* **Set task**:
Could you retype the lines below, from the line with "q4-item-a-cont: tôi cảm" to the line with "lesson-q2-item-d: d. Chuyện", including both of those lines?

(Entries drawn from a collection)
• • • • • • •

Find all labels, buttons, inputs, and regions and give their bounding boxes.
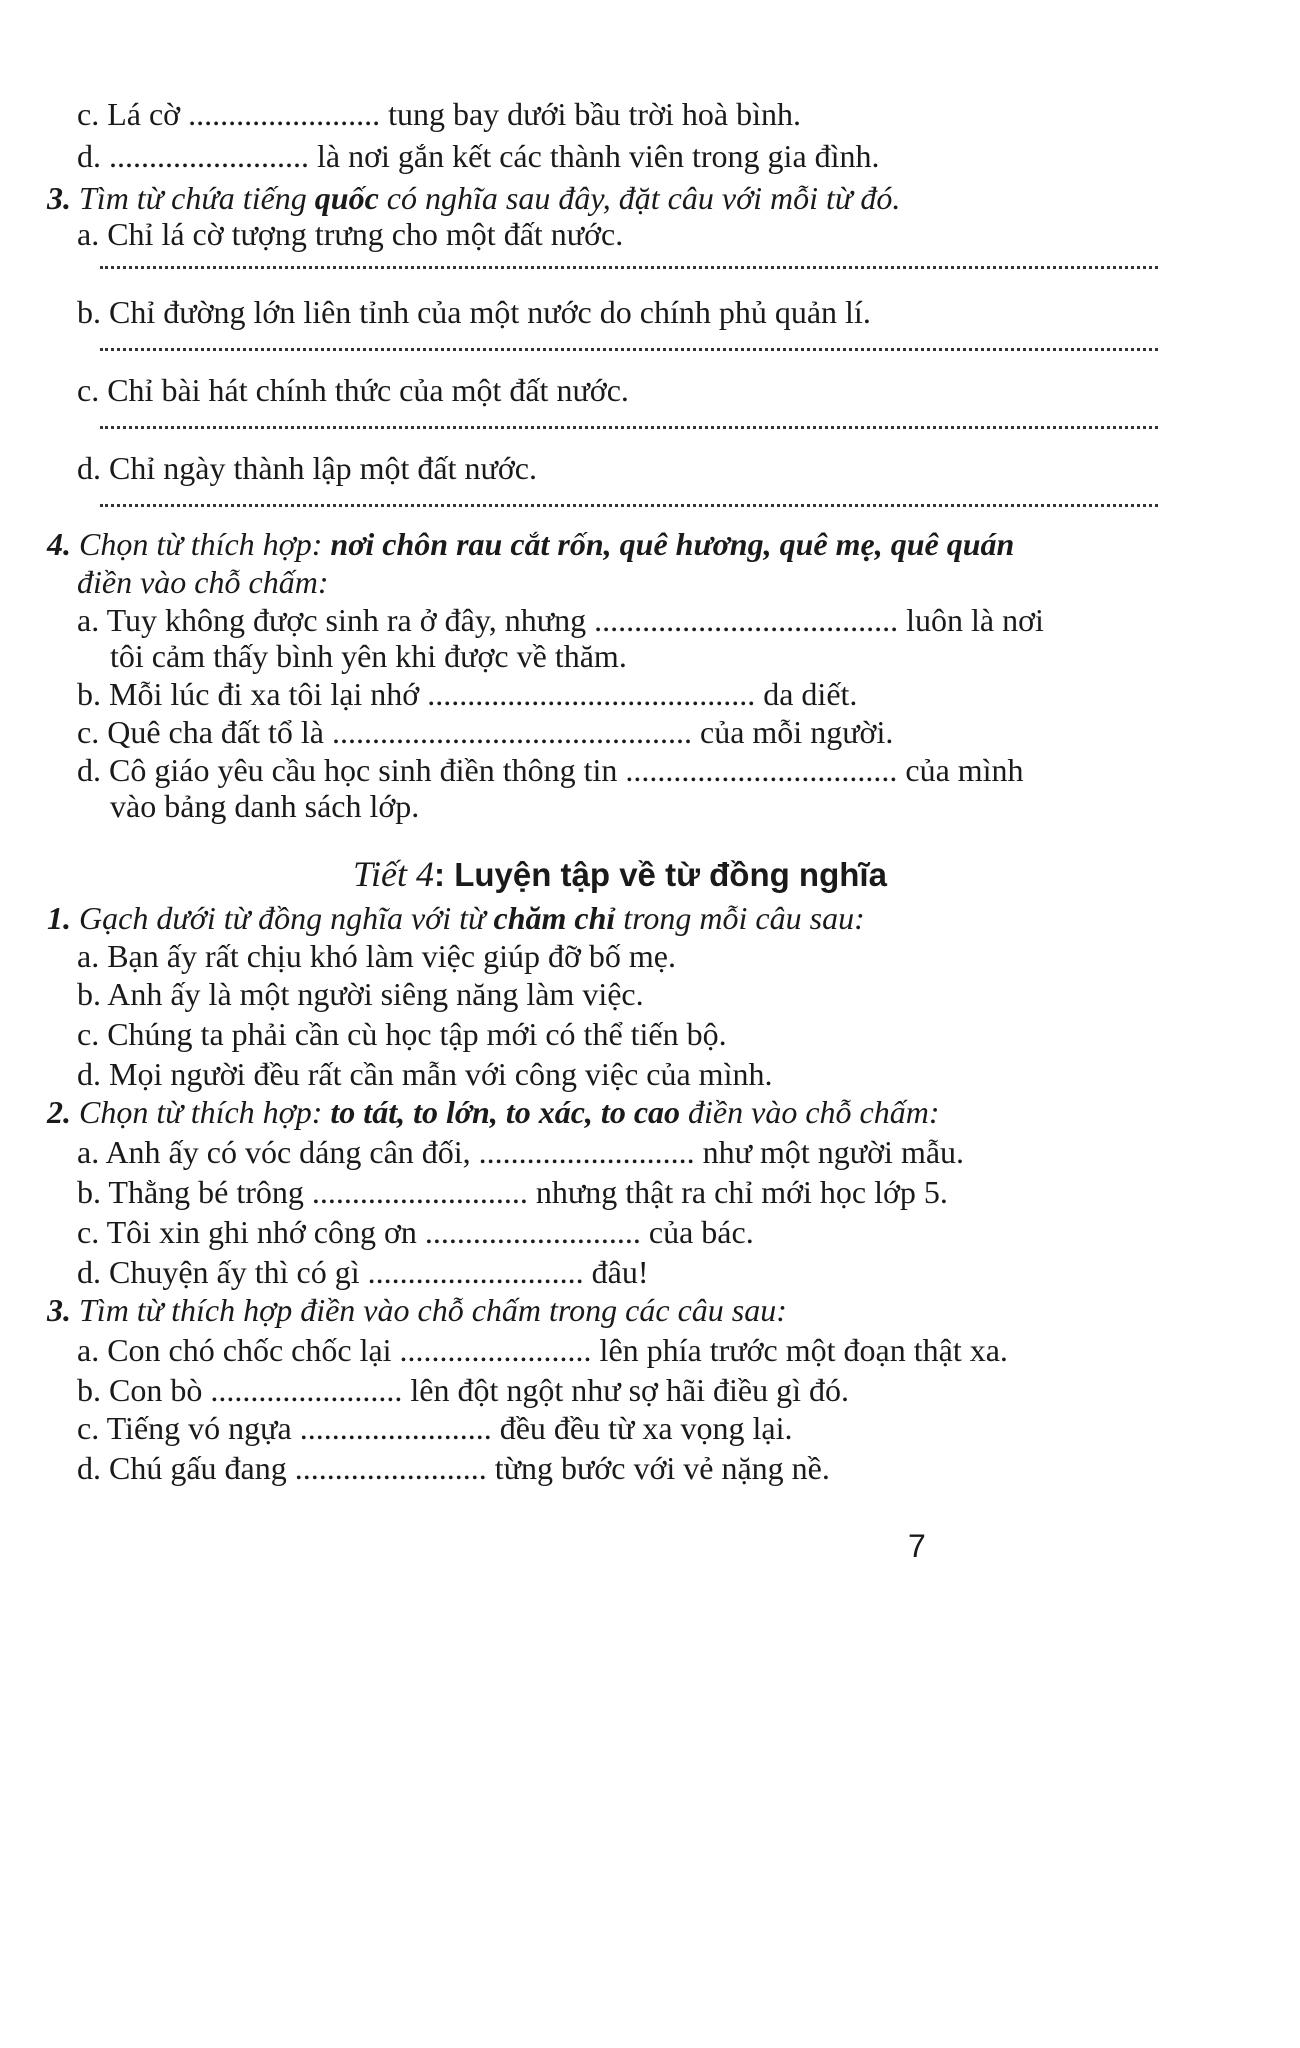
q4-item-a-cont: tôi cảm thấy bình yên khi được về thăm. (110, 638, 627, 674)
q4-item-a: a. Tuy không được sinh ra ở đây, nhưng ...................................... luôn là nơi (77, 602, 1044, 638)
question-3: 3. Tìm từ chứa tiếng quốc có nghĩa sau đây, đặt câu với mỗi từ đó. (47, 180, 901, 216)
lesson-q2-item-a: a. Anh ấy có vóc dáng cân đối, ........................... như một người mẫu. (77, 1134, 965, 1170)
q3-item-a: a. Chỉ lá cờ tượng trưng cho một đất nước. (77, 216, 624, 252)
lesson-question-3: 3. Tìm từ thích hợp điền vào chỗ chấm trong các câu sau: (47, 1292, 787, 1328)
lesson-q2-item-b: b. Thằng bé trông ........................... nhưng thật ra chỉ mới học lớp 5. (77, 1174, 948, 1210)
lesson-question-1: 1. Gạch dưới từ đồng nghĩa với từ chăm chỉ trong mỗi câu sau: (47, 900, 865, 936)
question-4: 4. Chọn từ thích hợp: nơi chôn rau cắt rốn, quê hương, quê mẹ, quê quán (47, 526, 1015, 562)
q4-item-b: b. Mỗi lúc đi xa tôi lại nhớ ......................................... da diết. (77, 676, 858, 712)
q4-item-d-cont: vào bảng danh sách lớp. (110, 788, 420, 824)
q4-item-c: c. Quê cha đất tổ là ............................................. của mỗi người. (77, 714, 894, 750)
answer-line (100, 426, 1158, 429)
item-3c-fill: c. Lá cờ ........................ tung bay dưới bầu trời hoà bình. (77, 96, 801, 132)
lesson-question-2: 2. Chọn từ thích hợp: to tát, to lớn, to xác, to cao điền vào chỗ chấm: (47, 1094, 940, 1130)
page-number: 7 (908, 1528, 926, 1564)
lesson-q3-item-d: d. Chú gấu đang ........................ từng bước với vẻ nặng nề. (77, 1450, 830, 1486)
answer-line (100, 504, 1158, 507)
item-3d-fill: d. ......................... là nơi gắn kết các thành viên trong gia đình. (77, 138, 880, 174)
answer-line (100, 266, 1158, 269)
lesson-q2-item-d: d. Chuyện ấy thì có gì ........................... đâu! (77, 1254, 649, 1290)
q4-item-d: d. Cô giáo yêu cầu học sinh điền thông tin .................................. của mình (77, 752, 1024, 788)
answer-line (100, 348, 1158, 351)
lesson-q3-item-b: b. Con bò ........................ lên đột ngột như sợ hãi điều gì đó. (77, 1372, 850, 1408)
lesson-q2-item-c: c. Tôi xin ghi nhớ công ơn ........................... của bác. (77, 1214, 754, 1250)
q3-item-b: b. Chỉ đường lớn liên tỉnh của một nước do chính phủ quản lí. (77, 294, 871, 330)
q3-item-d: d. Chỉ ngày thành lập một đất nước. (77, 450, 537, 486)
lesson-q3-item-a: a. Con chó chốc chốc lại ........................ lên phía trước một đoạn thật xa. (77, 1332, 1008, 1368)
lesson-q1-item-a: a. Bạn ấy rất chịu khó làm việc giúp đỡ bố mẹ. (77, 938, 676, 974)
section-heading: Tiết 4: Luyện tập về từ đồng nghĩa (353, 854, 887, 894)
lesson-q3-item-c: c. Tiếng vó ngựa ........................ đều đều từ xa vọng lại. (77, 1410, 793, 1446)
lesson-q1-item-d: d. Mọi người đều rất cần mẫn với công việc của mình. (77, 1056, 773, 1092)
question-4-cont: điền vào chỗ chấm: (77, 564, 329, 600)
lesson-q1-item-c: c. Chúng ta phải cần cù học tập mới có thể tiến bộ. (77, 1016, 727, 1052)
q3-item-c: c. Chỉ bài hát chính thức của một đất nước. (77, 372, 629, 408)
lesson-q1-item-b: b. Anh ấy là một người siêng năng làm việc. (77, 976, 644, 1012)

• • • • • • •

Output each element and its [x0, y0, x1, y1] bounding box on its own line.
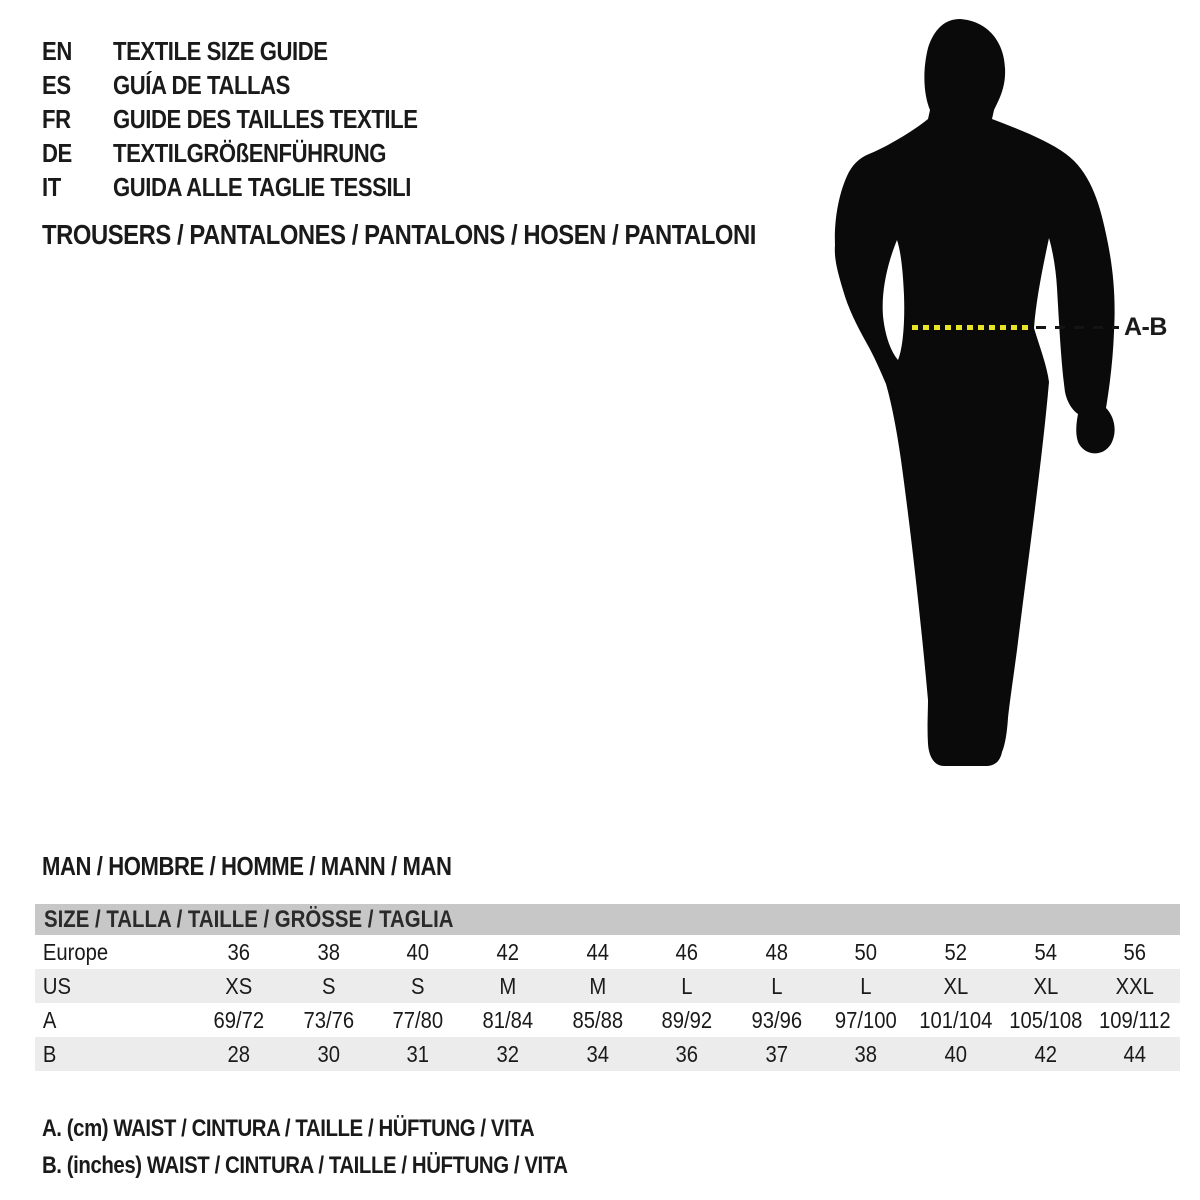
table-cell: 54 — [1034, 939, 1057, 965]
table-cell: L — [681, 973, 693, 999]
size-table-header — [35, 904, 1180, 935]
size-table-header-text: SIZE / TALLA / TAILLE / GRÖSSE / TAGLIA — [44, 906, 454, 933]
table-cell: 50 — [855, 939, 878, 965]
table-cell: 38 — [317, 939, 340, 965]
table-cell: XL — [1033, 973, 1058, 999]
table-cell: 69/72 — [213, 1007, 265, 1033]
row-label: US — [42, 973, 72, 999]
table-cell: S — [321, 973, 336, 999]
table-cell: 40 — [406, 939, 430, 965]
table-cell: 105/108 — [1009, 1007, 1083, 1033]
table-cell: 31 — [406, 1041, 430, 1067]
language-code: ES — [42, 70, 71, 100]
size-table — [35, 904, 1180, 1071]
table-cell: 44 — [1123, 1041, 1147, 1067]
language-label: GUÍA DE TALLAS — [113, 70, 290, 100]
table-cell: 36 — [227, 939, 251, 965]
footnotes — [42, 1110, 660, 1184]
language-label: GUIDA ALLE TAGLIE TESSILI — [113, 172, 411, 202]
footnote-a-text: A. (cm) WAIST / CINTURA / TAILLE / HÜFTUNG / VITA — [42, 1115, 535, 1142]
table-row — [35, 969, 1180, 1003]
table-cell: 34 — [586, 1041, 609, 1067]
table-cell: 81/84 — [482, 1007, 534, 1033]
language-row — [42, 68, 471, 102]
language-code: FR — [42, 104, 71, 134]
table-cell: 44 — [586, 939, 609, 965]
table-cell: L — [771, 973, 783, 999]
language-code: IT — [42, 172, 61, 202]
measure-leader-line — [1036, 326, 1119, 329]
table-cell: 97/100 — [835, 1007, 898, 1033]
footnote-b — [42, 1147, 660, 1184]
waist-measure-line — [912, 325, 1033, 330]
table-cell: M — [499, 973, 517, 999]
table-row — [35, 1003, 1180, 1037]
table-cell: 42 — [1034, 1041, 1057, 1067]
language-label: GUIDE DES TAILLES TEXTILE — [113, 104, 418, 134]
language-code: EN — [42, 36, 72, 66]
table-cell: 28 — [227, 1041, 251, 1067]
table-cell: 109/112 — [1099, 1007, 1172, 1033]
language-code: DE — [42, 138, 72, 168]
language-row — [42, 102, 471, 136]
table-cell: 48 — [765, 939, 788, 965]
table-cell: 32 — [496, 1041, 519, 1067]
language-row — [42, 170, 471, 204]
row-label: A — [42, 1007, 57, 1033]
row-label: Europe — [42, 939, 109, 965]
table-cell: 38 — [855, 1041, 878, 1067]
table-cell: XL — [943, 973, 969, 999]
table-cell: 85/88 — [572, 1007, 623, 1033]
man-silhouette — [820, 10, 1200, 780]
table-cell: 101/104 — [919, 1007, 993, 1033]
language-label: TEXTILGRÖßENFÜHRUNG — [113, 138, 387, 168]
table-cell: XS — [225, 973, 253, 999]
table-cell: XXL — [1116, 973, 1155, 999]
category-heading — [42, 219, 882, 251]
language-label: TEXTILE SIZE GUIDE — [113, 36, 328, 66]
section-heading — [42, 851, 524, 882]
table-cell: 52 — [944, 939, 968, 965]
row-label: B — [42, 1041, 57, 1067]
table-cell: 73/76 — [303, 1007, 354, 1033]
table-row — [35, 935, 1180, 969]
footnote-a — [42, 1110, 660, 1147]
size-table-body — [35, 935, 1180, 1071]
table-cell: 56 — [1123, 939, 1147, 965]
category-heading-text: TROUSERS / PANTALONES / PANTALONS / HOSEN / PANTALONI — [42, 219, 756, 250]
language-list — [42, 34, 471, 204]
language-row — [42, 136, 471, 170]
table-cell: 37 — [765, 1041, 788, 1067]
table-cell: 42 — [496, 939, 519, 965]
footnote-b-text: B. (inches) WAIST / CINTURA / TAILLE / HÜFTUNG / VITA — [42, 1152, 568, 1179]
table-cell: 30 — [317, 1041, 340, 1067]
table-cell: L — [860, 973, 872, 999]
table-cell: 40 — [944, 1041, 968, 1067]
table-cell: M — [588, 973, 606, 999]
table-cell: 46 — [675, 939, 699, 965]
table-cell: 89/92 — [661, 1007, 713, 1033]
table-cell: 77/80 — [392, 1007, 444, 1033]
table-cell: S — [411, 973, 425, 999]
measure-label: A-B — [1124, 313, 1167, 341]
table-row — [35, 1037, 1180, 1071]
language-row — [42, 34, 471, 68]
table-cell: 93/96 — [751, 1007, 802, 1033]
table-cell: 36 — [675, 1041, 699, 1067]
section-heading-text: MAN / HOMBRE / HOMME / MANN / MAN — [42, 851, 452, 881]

• • • • • • •

* **Written answer**:
q4-item-a-cont: tôi cảm thấy bình yên khi được về thăm. (110, 638, 627, 674)
q4-item-a: a. Tuy không được sinh ra ở đây, nhưng ...................................... luôn là nơi (77, 602, 1044, 638)
question-3: 3. Tìm từ chứa tiếng quốc có nghĩa sau đây, đặt câu với mỗi từ đó. (47, 180, 901, 216)
lesson-q2-item-a: a. Anh ấy có vóc dáng cân đối, ........................... như một người mẫu. (77, 1134, 965, 1170)
q3-item-a: a. Chỉ lá cờ tượng trưng cho một đất nước. (77, 216, 624, 252)
lesson-question-3: 3. Tìm từ thích hợp điền vào chỗ chấm trong các câu sau: (47, 1292, 787, 1328)
lesson-q2-item-b: b. Thằng bé trông ........................... nhưng thật ra chỉ mới học lớp 5. (77, 1174, 948, 1210)
lesson-question-1: 1. Gạch dưới từ đồng nghĩa với từ chăm chỉ trong mỗi câu sau: (47, 900, 865, 936)
question-4: 4. Chọn từ thích hợp: nơi chôn rau cắt rốn, quê hương, quê mẹ, quê quán (47, 526, 1015, 562)
q4-item-b: b. Mỗi lúc đi xa tôi lại nhớ ......................................... da diết. (77, 676, 858, 712)
q4-item-d-cont: vào bảng danh sách lớp. (110, 788, 420, 824)
q4-item-c: c. Quê cha đất tổ là ............................................. của mỗi người. (77, 714, 894, 750)
answer-line (100, 426, 1158, 429)
item-3c-fill: c. Lá cờ ........................ tung bay dưới bầu trời hoà bình. (77, 96, 801, 132)
lesson-question-2: 2. Chọn từ thích hợp: to tát, to lớn, to xác, to cao điền vào chỗ chấm: (47, 1094, 940, 1130)
page-number: 7 (908, 1528, 926, 1564)
lesson-q3-item-d: d. Chú gấu đang ........................ từng bước với vẻ nặng nề. (77, 1450, 830, 1486)
answer-line (100, 504, 1158, 507)
item-3d-fill: d. ......................... là nơi gắn kết các thành viên trong gia đình. (77, 138, 880, 174)
answer-line (100, 266, 1158, 269)
lesson-q2-item-d: d. Chuyện ấy thì có gì ........................... đâu! (77, 1254, 649, 1290)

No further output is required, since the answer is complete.